*Written instruction*
Check each line for the string "label" and give only the count of lines that have it.

[Records]
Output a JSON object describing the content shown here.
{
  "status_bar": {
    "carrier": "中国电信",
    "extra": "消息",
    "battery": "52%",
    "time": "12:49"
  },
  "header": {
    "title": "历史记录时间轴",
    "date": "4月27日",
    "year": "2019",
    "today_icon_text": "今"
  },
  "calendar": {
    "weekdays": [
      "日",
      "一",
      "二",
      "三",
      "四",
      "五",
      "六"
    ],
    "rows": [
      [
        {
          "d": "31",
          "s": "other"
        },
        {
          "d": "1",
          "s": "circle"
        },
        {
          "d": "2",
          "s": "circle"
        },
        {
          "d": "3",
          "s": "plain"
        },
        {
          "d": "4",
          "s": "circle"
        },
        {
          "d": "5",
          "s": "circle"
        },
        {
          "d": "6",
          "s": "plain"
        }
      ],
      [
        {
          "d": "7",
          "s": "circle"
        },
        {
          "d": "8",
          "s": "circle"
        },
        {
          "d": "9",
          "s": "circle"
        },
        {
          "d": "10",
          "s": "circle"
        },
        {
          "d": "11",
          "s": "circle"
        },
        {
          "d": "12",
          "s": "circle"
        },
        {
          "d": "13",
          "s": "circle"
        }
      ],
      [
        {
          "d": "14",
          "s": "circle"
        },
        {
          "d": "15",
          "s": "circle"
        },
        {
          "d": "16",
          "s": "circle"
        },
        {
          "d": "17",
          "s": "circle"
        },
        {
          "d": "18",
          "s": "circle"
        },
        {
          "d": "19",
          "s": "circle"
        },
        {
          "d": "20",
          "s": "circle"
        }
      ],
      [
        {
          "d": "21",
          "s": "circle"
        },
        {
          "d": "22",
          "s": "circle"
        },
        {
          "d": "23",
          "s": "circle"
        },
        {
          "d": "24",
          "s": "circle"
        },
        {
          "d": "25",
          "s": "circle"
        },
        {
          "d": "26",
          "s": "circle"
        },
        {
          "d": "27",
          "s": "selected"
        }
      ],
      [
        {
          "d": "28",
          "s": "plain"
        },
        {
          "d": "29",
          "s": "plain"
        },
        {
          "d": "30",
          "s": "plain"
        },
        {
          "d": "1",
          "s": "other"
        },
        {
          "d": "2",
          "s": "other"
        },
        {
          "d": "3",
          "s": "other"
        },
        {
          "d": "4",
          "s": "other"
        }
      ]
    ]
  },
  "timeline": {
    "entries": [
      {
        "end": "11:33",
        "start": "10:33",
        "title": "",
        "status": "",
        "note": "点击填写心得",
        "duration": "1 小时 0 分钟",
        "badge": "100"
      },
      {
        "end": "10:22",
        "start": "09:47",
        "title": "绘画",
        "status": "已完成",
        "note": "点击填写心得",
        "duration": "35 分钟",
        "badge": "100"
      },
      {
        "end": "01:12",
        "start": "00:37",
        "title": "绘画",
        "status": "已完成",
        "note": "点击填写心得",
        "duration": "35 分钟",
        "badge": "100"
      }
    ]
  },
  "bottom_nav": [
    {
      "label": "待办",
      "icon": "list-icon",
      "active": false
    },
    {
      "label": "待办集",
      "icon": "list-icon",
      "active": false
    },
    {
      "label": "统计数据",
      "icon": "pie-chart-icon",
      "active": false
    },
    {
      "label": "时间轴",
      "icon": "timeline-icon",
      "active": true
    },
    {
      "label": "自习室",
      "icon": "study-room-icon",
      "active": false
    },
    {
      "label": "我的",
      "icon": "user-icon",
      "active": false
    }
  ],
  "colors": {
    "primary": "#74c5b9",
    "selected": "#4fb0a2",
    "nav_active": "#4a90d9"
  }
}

*Exercise response*
6